* Stored entries
.....
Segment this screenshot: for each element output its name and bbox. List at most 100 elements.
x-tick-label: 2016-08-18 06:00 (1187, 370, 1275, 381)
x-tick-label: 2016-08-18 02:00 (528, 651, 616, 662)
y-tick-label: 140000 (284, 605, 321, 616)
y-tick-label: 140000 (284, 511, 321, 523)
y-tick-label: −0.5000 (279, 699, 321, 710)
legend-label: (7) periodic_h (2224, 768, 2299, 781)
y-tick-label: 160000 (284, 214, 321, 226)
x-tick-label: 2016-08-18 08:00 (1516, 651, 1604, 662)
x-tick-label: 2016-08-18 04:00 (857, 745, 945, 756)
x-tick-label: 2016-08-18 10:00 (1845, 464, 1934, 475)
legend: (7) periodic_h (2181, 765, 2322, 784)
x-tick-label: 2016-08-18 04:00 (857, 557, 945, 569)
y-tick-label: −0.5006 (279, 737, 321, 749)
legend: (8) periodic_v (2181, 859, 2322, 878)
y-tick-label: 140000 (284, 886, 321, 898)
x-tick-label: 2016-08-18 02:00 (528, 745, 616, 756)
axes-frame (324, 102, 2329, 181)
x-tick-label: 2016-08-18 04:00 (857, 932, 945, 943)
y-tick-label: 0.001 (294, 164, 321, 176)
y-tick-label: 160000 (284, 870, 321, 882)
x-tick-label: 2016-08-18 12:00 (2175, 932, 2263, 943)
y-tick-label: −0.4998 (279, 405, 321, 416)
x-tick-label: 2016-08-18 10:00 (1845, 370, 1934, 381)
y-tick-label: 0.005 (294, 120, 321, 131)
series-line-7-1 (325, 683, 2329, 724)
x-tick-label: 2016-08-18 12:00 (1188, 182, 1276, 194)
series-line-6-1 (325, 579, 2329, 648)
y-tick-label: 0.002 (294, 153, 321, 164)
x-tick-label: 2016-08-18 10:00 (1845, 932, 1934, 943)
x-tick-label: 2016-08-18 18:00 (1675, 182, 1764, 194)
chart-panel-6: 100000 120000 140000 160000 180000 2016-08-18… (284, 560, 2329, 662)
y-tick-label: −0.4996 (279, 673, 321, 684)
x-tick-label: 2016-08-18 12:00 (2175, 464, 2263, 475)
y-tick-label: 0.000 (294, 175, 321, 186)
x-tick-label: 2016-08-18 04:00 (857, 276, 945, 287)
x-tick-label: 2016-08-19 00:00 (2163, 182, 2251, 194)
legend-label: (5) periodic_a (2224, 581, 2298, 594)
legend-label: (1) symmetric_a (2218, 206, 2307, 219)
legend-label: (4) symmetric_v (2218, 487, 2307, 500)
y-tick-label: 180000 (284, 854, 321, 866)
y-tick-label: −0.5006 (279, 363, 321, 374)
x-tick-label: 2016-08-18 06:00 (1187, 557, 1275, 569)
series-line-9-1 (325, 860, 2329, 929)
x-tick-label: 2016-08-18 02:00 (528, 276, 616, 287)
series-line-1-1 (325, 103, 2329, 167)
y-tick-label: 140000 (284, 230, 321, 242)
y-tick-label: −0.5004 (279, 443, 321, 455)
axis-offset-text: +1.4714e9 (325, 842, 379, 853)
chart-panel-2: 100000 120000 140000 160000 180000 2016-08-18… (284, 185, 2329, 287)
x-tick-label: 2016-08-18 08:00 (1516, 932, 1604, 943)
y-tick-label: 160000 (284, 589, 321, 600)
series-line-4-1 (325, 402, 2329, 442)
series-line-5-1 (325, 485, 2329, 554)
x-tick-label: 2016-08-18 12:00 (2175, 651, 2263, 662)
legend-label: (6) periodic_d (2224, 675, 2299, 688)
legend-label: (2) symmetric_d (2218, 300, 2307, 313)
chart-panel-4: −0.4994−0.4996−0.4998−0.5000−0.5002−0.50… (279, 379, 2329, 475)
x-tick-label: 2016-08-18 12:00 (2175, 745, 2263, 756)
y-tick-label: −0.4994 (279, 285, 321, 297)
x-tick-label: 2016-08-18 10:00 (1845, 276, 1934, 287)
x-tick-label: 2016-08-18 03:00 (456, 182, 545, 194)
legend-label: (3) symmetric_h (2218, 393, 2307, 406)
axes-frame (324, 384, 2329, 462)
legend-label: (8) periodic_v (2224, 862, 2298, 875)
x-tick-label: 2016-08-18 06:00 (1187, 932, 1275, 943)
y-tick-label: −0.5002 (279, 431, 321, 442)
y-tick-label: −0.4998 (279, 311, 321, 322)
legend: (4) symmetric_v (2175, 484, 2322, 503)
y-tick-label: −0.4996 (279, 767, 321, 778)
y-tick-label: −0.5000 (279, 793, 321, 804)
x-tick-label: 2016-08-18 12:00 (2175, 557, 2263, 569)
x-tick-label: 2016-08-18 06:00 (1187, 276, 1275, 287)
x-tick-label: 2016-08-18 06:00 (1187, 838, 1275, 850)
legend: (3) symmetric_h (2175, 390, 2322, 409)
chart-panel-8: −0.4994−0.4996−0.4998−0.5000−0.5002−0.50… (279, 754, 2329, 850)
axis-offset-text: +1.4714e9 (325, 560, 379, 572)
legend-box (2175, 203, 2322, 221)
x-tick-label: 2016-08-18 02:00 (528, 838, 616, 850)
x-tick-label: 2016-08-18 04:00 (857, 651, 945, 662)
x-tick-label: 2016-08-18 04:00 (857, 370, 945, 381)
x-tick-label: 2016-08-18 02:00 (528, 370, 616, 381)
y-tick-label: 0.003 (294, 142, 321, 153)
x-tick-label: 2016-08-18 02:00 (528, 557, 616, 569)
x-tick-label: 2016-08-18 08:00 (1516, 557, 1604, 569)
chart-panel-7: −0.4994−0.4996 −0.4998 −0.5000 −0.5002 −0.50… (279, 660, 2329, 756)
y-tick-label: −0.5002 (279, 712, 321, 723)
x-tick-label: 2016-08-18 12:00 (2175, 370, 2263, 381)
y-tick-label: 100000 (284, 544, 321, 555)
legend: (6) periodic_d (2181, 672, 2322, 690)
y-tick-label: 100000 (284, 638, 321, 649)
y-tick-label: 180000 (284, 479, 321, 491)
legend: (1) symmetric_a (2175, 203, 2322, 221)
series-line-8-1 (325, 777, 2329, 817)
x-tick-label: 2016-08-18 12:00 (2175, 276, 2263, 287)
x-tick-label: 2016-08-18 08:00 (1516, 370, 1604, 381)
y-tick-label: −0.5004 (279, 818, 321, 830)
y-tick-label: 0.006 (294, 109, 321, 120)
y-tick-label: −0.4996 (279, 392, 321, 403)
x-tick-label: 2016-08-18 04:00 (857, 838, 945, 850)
.....
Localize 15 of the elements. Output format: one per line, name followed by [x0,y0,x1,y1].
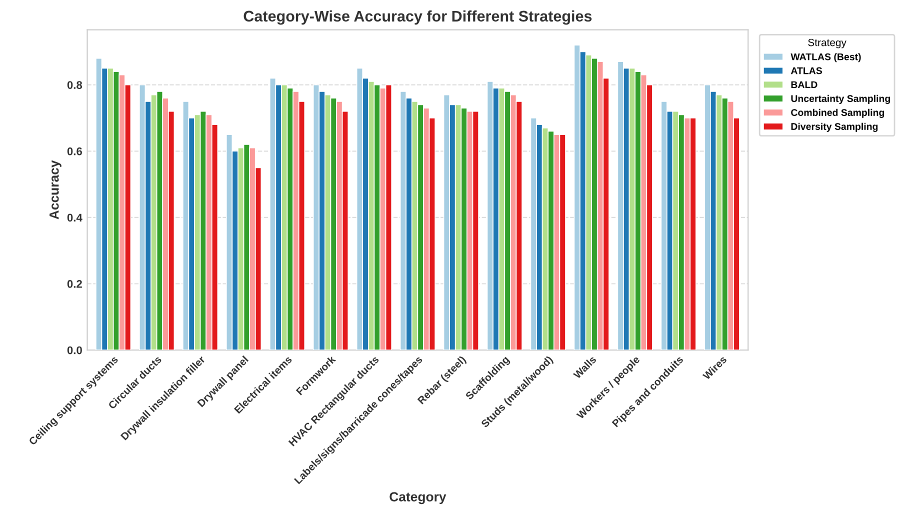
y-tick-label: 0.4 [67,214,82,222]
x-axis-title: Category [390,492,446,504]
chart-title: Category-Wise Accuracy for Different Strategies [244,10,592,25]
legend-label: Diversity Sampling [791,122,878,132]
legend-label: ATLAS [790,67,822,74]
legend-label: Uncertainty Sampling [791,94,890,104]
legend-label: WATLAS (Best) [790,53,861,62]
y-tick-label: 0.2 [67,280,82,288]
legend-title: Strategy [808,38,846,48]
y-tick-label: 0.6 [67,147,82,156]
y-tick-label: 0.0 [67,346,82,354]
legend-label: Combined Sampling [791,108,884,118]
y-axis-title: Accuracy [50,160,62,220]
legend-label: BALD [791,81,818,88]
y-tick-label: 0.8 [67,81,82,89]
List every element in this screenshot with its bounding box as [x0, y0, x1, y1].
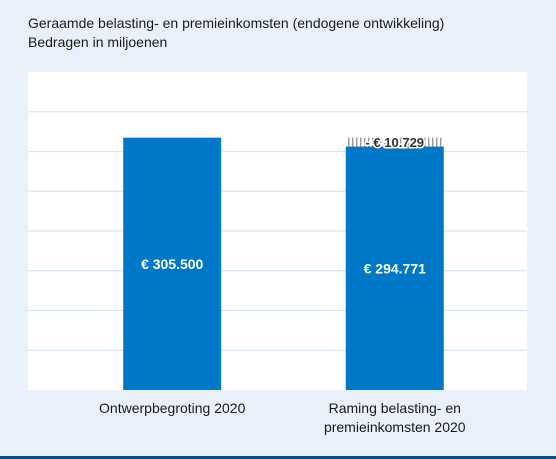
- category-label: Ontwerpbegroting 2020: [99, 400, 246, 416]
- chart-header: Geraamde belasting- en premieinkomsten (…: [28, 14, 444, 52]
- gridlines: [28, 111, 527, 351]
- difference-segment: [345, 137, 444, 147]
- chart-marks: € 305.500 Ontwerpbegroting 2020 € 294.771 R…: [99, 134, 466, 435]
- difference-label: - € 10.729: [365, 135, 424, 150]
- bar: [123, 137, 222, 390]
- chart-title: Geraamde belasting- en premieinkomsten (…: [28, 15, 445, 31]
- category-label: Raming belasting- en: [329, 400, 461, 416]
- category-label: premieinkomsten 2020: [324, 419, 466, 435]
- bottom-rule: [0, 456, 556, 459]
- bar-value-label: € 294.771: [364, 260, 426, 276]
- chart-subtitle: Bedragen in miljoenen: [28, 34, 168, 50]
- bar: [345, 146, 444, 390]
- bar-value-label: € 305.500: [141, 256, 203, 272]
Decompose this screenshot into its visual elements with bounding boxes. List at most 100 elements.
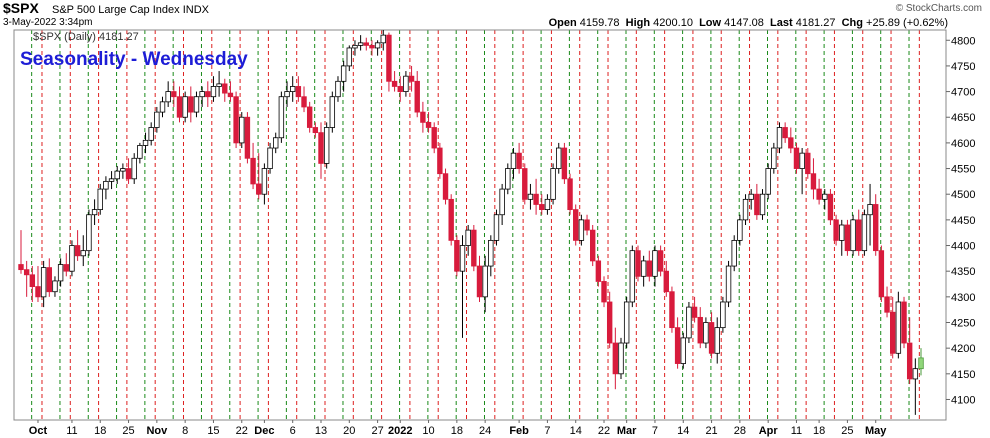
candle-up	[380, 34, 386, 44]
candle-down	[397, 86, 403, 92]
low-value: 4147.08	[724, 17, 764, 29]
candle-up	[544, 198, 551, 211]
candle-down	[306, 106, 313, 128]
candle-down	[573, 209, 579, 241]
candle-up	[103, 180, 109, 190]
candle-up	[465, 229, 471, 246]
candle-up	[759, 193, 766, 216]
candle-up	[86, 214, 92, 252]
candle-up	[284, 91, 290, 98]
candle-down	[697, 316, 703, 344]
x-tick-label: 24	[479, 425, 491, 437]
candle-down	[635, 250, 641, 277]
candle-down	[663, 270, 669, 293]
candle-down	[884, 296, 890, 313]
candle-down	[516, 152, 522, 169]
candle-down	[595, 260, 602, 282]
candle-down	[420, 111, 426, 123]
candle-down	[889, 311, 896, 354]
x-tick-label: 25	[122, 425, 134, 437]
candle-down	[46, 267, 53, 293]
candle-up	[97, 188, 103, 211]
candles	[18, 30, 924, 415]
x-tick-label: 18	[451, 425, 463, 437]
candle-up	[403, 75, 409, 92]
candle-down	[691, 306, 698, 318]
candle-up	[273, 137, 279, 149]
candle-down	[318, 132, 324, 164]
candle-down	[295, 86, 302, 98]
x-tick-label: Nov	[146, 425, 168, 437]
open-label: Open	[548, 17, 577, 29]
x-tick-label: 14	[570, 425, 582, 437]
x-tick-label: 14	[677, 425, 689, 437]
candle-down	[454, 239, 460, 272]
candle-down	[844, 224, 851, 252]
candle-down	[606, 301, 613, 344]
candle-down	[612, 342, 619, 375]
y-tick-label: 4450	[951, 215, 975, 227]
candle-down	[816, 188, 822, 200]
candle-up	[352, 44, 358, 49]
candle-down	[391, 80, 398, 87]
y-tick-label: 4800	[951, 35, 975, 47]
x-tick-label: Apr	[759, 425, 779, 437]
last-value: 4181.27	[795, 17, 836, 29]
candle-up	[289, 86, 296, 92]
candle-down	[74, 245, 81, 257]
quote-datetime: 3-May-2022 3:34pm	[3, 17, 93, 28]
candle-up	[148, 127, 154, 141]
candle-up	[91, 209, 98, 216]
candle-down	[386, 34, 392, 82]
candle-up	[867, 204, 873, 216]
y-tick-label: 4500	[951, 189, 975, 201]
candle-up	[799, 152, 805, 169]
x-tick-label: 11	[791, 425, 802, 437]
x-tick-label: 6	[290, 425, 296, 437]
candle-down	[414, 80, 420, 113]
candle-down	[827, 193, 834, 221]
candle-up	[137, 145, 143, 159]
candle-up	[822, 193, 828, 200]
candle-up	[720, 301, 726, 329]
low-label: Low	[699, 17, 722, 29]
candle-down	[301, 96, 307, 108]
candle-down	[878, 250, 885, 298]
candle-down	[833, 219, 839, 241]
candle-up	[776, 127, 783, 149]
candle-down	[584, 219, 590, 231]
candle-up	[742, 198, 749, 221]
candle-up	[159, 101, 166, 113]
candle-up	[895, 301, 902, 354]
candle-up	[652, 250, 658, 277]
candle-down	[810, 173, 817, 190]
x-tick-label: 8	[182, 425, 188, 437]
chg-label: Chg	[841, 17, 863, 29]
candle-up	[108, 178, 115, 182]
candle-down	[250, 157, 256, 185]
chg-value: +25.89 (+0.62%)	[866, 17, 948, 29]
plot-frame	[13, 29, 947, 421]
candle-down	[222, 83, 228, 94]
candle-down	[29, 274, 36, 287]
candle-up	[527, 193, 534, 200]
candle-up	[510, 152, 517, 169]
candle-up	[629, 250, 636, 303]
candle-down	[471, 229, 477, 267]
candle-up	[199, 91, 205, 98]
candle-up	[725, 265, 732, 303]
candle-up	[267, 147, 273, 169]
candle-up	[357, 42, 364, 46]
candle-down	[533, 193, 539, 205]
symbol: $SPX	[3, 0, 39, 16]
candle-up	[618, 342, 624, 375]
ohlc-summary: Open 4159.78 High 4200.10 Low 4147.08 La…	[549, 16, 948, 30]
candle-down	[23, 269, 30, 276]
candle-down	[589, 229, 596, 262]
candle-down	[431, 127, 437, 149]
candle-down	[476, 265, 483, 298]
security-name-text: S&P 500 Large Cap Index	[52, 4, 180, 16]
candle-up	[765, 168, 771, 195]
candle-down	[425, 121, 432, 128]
.....
* OBJECTIVE
Rewrite everything from the line containing "y-tick-label: 0.4 [67,214,82,222]" down to the line containing "legend-label: WATLAS (Best) [790,53,861,62]", replacing "Sampling" with "Selection" and changing nothing else.

* CORRECT RESULT
y-tick-label: 0.4 [67,214,82,222]
x-axis-title: Category [390,492,446,504]
chart-title: Category-Wise Accuracy for Different Strategies [244,10,592,25]
legend-label: Diversity Selection [791,122,878,132]
legend-label: ATLAS [790,67,822,74]
legend-label: Uncertainty Selection [791,94,890,104]
legend-label: WATLAS (Best) [790,53,861,62]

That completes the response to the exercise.